**Exercise details**.
Write out each line of the listing as it stands, without the images.
** begin Input for this task **
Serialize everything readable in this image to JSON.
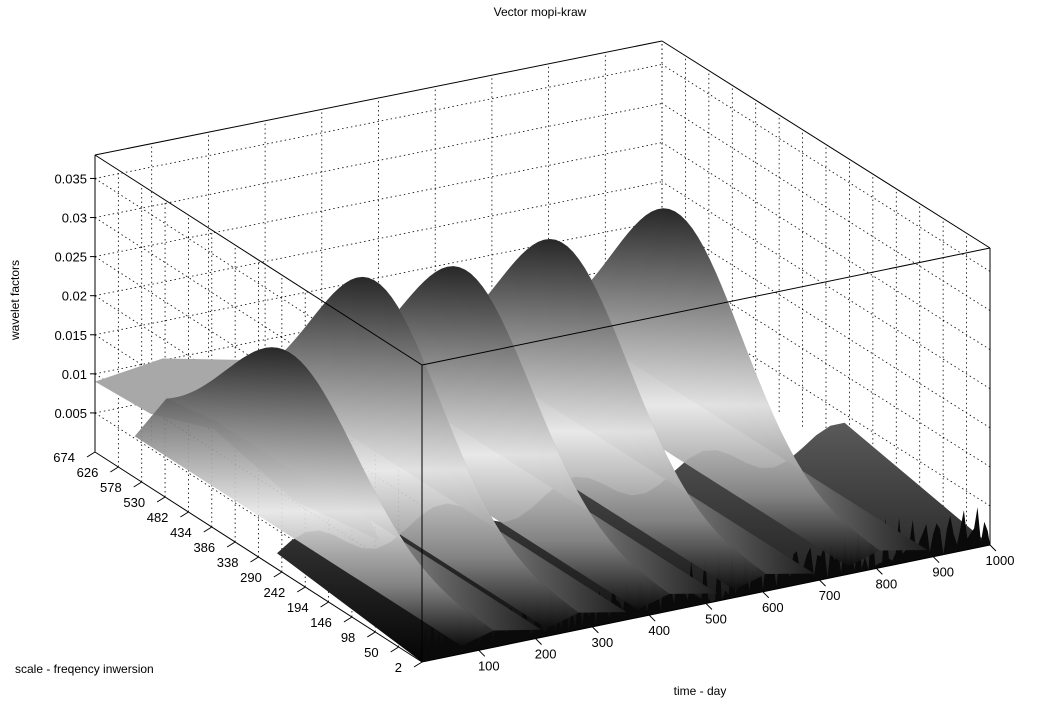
{
  "chart_data": {
    "type": "surface",
    "title": "Vector  mopi-kraw",
    "zlabel": "wavelet factors",
    "xlabel": "time - day",
    "ylabel": "scale -  freqency inwersion",
    "z_ticks": [
      0.005,
      0.01,
      0.015,
      0.02,
      0.025,
      0.03,
      0.035
    ],
    "z_tick_labels": [
      "0.005",
      "0.01",
      "0.015",
      "0.02",
      "0.025",
      "0.03",
      "0.035"
    ],
    "x_ticks": [
      100,
      200,
      300,
      400,
      500,
      600,
      700,
      800,
      900,
      1000
    ],
    "x_tick_labels": [
      "100",
      "200",
      "300",
      "400",
      "500",
      "600",
      "700",
      "800",
      "900",
      "1000"
    ],
    "y_ticks": [
      2,
      50,
      98,
      146,
      194,
      242,
      290,
      338,
      386,
      434,
      482,
      530,
      578,
      626,
      674
    ],
    "y_tick_labels": [
      "2",
      "50",
      "98",
      "146",
      "194",
      "242",
      "290",
      "338",
      "386",
      "434",
      "482",
      "530",
      "578",
      "626",
      "674"
    ],
    "xlim": [
      0,
      1000
    ],
    "ylim": [
      2,
      674
    ],
    "zlim": [
      0,
      0.038
    ],
    "grid": true,
    "ridges": [
      {
        "time": 140,
        "peak": 0.019
      },
      {
        "time": 290,
        "peak": 0.026
      },
      {
        "time": 450,
        "peak": 0.025
      },
      {
        "time": 620,
        "peak": 0.026
      },
      {
        "time": 820,
        "peak": 0.027
      }
    ],
    "low_scale_level": 0.009
  }
}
** end Input for this task **
**Solution to this task**.
Serialize everything readable in this image to JSON.
{
  "chart_data": {
    "type": "surface",
    "title": "Vector  mopi-kraw",
    "zlabel": "wavelet factors",
    "xlabel": "time - day",
    "ylabel": "scale -  freqency inwersion",
    "z_ticks": [
      0.005,
      0.01,
      0.015,
      0.02,
      0.025,
      0.03,
      0.035
    ],
    "z_tick_labels": [
      "0.005",
      "0.01",
      "0.015",
      "0.02",
      "0.025",
      "0.03",
      "0.035"
    ],
    "x_ticks": [
      100,
      200,
      300,
      400,
      500,
      600,
      700,
      800,
      900,
      1000
    ],
    "x_tick_labels": [
      "100",
      "200",
      "300",
      "400",
      "500",
      "600",
      "700",
      "800",
      "900",
      "1000"
    ],
    "y_ticks": [
      2,
      50,
      98,
      146,
      194,
      242,
      290,
      338,
      386,
      434,
      482,
      530,
      578,
      626,
      674
    ],
    "y_tick_labels": [
      "2",
      "50",
      "98",
      "146",
      "194",
      "242",
      "290",
      "338",
      "386",
      "434",
      "482",
      "530",
      "578",
      "626",
      "674"
    ],
    "xlim": [
      0,
      1000
    ],
    "ylim": [
      2,
      674
    ],
    "zlim": [
      0,
      0.038
    ],
    "grid": true,
    "ridges": [
      {
        "time": 140,
        "peak": 0.019
      },
      {
        "time": 290,
        "peak": 0.026
      },
      {
        "time": 450,
        "peak": 0.025
      },
      {
        "time": 620,
        "peak": 0.026
      },
      {
        "time": 820,
        "peak": 0.027
      }
    ],
    "low_scale_level": 0.009
  }
}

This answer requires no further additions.